### Set exercise
Report, word for word, every line of the material that contains "false".

### Dataset
# # # #
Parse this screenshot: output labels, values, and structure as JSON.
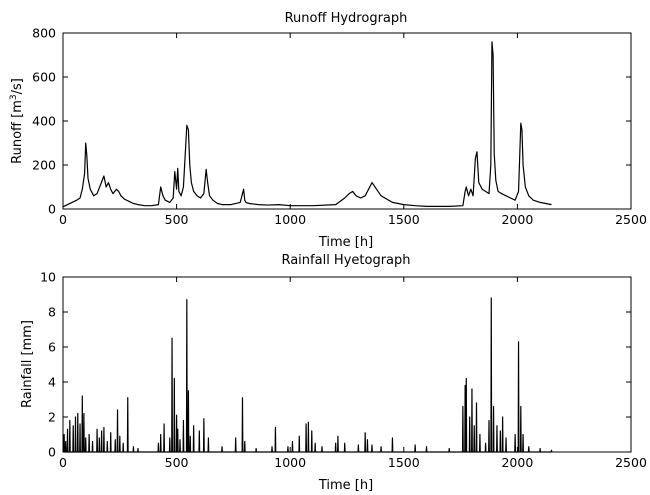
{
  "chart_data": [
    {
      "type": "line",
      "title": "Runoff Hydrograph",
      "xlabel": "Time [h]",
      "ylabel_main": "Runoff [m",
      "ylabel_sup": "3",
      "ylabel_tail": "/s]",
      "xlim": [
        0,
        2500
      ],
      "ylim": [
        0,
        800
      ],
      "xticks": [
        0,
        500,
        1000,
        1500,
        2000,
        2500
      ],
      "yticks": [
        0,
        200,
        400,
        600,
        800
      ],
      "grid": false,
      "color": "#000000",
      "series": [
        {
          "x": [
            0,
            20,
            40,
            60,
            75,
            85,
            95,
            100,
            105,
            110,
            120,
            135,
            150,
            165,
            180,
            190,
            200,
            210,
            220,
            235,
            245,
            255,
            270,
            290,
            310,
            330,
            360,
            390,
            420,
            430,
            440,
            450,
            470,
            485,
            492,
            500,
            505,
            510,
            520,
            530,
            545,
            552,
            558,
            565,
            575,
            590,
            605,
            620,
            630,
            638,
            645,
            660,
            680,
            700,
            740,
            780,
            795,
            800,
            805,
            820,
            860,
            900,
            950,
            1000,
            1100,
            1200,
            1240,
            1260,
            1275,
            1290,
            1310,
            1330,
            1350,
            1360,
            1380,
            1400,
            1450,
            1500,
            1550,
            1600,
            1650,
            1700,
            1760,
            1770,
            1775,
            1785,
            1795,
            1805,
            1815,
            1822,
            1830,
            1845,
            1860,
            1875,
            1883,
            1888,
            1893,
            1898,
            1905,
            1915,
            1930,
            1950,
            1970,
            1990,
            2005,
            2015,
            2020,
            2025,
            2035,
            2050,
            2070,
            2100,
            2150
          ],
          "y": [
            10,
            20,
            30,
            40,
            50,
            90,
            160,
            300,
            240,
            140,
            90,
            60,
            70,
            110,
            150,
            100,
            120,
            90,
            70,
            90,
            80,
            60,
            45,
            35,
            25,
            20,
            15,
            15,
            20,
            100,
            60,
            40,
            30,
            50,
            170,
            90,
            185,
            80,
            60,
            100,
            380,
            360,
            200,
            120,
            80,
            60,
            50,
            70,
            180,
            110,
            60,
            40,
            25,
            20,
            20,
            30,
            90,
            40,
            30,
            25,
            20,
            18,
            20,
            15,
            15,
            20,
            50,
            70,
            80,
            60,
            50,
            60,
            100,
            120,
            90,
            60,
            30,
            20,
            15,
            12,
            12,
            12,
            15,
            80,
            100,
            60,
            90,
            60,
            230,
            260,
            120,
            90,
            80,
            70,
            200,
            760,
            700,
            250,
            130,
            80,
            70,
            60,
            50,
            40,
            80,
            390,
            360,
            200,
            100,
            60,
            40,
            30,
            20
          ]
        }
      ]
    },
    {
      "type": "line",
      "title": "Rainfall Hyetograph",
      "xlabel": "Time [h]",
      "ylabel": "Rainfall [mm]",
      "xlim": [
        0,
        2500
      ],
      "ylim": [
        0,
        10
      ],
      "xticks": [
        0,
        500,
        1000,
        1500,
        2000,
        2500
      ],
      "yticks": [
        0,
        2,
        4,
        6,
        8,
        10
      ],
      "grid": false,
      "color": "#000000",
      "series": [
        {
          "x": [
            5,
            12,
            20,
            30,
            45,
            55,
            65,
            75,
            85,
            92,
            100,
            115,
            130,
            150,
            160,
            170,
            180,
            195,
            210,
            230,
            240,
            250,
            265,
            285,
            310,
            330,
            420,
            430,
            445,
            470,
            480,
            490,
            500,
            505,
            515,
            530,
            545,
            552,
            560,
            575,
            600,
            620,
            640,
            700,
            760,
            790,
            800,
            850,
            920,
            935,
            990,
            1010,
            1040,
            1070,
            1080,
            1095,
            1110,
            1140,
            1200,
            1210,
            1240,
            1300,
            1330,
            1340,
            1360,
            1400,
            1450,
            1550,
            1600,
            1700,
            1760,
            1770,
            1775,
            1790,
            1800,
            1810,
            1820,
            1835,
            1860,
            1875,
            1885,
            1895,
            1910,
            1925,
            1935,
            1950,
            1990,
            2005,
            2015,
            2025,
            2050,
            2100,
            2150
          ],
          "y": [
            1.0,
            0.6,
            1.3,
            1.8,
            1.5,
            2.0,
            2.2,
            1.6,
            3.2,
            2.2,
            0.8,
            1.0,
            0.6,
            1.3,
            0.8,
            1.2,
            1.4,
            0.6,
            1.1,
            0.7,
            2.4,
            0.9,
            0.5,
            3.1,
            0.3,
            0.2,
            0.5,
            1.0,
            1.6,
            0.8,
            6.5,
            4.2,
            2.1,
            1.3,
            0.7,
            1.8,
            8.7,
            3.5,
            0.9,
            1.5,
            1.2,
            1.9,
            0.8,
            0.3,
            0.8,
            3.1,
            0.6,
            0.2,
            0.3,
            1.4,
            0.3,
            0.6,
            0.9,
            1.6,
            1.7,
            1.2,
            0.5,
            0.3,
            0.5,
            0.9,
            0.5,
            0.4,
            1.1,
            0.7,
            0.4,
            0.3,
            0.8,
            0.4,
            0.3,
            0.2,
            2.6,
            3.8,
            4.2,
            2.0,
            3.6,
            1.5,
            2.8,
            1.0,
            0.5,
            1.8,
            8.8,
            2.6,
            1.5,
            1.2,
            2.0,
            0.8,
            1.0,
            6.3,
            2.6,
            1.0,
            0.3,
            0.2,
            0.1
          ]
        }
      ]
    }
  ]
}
# # # #
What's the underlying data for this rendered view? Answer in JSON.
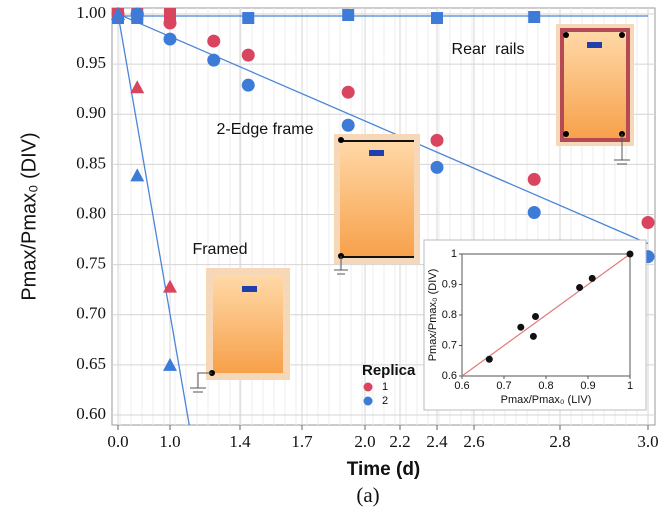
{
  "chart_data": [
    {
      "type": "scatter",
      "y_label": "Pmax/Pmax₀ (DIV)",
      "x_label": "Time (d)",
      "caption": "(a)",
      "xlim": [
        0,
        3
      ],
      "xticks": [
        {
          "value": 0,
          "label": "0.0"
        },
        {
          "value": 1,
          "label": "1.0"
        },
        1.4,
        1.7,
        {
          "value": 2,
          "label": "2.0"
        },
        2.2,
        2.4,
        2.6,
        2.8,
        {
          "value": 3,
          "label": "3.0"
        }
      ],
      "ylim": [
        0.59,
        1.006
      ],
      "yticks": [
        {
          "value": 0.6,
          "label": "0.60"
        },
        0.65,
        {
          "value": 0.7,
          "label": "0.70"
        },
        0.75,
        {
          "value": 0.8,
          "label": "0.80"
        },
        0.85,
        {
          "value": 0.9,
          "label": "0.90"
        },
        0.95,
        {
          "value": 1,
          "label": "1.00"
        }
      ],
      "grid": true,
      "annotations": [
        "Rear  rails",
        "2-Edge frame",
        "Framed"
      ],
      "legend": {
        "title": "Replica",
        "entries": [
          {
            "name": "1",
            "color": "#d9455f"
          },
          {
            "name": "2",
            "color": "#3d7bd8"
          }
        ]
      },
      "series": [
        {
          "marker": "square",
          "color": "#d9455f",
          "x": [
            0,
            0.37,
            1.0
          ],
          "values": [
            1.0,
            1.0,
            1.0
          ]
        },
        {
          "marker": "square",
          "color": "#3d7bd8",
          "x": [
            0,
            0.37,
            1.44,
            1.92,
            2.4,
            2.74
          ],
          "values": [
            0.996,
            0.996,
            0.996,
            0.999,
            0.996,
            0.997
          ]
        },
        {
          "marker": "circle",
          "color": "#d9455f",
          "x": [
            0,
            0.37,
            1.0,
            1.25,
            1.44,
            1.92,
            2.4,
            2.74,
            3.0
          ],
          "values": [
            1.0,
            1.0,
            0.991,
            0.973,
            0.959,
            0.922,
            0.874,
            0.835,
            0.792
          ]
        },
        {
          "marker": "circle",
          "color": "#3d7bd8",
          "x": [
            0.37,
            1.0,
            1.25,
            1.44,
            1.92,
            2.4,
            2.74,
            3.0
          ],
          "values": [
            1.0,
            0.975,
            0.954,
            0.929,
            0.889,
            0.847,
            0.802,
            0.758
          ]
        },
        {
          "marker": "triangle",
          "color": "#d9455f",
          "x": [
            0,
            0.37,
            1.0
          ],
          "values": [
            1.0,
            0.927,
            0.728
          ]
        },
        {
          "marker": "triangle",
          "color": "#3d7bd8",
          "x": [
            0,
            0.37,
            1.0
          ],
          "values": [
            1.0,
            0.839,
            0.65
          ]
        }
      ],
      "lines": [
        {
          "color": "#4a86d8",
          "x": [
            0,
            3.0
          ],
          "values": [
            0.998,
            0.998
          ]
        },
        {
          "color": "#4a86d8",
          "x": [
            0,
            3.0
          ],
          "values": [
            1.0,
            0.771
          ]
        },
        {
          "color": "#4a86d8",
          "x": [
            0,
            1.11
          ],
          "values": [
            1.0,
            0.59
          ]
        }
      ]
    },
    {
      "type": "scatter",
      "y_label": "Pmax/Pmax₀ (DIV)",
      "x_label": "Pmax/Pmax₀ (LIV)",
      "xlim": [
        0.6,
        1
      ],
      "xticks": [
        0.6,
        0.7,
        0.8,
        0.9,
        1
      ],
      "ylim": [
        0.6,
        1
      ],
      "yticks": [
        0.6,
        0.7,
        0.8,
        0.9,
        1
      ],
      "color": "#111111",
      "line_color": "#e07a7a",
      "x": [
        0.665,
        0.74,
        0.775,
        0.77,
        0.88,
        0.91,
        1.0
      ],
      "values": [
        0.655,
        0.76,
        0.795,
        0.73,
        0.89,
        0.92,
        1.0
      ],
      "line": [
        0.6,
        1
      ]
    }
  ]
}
# # # #
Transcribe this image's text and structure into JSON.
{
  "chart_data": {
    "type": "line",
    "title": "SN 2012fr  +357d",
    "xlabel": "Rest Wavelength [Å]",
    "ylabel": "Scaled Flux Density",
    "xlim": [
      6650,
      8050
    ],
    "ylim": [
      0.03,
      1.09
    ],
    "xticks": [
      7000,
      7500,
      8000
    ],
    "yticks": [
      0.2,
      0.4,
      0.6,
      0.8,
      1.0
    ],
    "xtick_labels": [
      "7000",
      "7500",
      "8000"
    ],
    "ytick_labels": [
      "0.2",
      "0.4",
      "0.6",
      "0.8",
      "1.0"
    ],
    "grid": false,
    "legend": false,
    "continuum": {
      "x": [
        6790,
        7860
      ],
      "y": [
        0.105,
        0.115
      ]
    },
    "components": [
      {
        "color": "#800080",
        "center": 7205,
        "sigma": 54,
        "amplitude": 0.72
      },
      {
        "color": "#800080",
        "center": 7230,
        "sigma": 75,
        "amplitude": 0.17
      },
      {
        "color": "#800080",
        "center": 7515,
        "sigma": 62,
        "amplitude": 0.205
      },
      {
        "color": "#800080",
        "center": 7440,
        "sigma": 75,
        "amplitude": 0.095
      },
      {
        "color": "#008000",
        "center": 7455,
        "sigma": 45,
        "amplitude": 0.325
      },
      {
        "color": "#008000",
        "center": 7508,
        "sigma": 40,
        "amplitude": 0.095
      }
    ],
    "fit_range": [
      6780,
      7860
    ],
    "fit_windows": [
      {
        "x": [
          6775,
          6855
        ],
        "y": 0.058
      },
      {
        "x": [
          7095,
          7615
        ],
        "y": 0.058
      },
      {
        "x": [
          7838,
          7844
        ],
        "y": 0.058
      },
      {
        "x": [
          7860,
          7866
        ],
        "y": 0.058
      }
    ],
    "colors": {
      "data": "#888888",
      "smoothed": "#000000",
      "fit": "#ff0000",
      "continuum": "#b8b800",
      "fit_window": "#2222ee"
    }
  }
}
# # # #
### Answer for the task
      "grid": false,
      "grid": false,
    "grid": false,
    "legend": false,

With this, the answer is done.